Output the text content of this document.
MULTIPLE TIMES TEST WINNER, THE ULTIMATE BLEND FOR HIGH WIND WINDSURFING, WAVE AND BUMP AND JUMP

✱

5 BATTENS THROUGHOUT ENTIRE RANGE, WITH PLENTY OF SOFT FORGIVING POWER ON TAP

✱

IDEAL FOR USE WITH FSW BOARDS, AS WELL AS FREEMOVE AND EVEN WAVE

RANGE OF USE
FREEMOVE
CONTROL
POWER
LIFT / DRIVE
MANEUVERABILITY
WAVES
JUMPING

- **EXERCISE REQUIREMENTS**: Check each line of the records for the word "FREEMOVE" and extract those that contain it.

- **PROBLEM SOLUTION**:
IDEAL FOR USE WITH FSW BOARDS, AS WELL AS FREEMOVE AND EVEN WAVE
FREEMOVE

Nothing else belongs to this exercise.